== INSTRUCTIONS FOR THE TASK ==
Give the entries back exactly, dropping each image.

** start **

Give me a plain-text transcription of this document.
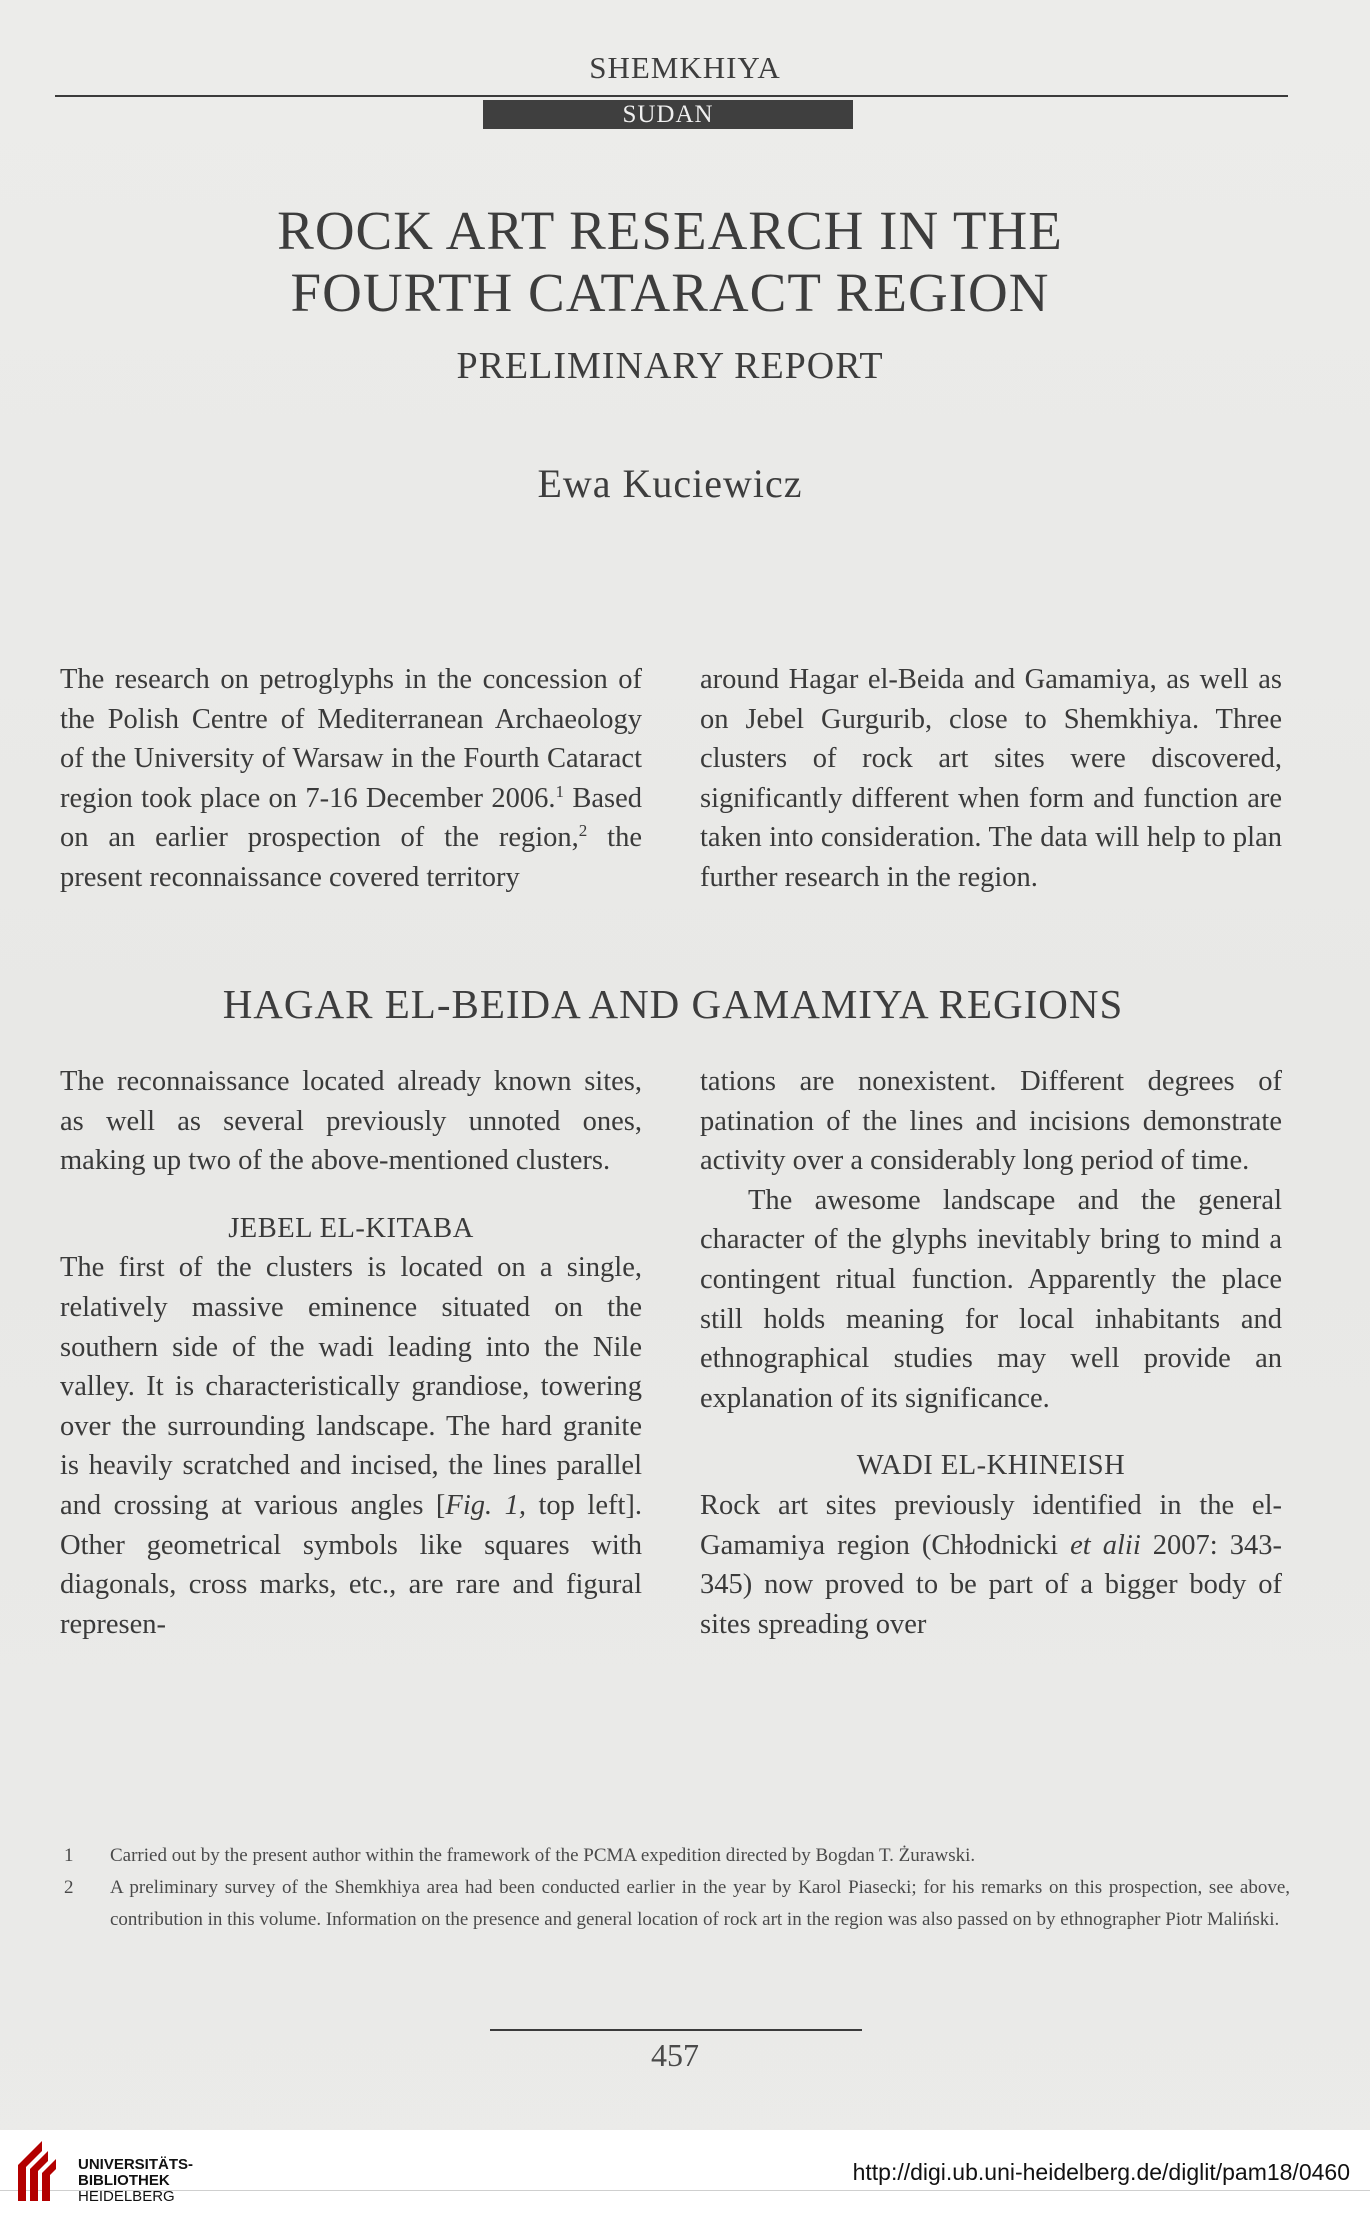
SHEMKHIYA
SUDAN
ROCK ART RESEARCH IN THE
FOURTH CATARACT REGION
PRELIMINARY REPORT
Ewa Kuciewicz

The research on petroglyphs in the concession of the Polish Centre of Mediterranean Archaeology of the University of Warsaw in the Fourth Cataract region took place on 7-16 December 2006.$^1$ Based on an earlier prospection of the region,$^2$ the present reconnaissance covered territory

around Hagar el-Beida and Gamamiya, as well as on Jebel Gurgurib, close to Shemkhiya. Three clusters of rock art sites were discovered, significantly different when form and function are taken into consideration. The data will help to plan further research in the region.

HAGAR EL-BEIDA AND GAMAMIYA REGIONS

The reconnaissance located already known sites, as well as several previously unnoted ones, making up two of the above-mentioned clusters.

JEBEL EL-KITABA

The first of the clusters is located on a single, relatively massive eminence situated on the southern side of the wadi leading into the Nile valley. It is characteristically grandiose, towering over the surrounding landscape. The hard granite is heavily scratched and incised, the lines parallel and crossing at various angles [Fig. 1, top left]. Other geometrical symbols like squares with diagonals, cross marks, etc., are rare and figural represen-

tations are nonexistent. Different degrees of patination of the lines and incisions demonstrate activity over a considerably long period of time.

The awesome landscape and the general character of the glyphs inevitably bring to mind a contingent ritual function. Apparently the place still holds meaning for local inhabitants and ethnographical studies may well provide an explanation of its significance.

WADI EL-KHINEISH

Rock art sites previously identified in the el-Gamamiya region (Chłodnicki et alii 2007: 343-345) now proved to be part of a bigger body of sites spreading over

1 Carried out by the present author within the framework of the PCMA expedition directed by Bogdan T. Żurawski.
2 A preliminary survey of the Shemkhiya area had been conducted earlier in the year by Karol Piasecki; for his remarks on this prospection, see above, contribution in this volume. Information on the presence and general location of rock art in the region was also passed on by ethnographer Piotr Maliński.
457
UNIVERSITÄTS-
BIBLIOTHEK
HEIDELBERG
http://digi.ub.uni-heidelberg.de/diglit/pam18/0460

** end **

== OUTPUT OF THE TASK ==
Give me a plain-text transcription of this document.
SHEMKHIYA
SUDAN
ROCK ART RESEARCH IN THE
FOURTH CATARACT REGION
PRELIMINARY REPORT
Ewa Kuciewicz

The research on petroglyphs in the concession of the Polish Centre of Mediterranean Archaeology of the University of Warsaw in the Fourth Cataract region took place on 7-16 December 2006.$^1$ Based on an earlier prospection of the region,$^2$ the present reconnaissance covered territory

around Hagar el-Beida and Gamamiya, as well as on Jebel Gurgurib, close to Shemkhiya. Three clusters of rock art sites were discovered, significantly different when form and function are taken into consideration. The data will help to plan further research in the region.

HAGAR EL-BEIDA AND GAMAMIYA REGIONS

The reconnaissance located already known sites, as well as several previously unnoted ones, making up two of the above-mentioned clusters.

JEBEL EL-KITABA

The first of the clusters is located on a single, relatively massive eminence situated on the southern side of the wadi leading into the Nile valley. It is characteristically grandiose, towering over the surrounding landscape. The hard granite is heavily scratched and incised, the lines parallel and crossing at various angles [Fig. 1, top left]. Other geometrical symbols like squares with diagonals, cross marks, etc., are rare and figural represen-

tations are nonexistent. Different degrees of patination of the lines and incisions demonstrate activity over a considerably long period of time.

The awesome landscape and the general character of the glyphs inevitably bring to mind a contingent ritual function. Apparently the place still holds meaning for local inhabitants and ethnographical studies may well provide an explanation of its significance.

WADI EL-KHINEISH

Rock art sites previously identified in the el-Gamamiya region (Chłodnicki et alii 2007: 343-345) now proved to be part of a bigger body of sites spreading over

1 Carried out by the present author within the framework of the PCMA expedition directed by Bogdan T. Żurawski.
2 A preliminary survey of the Shemkhiya area had been conducted earlier in the year by Karol Piasecki; for his remarks on this prospection, see above, contribution in this volume. Information on the presence and general location of rock art in the region was also passed on by ethnographer Piotr Maliński.
457
UNIVERSITÄTS-
BIBLIOTHEK
HEIDELBERG
http://digi.ub.uni-heidelberg.de/diglit/pam18/0460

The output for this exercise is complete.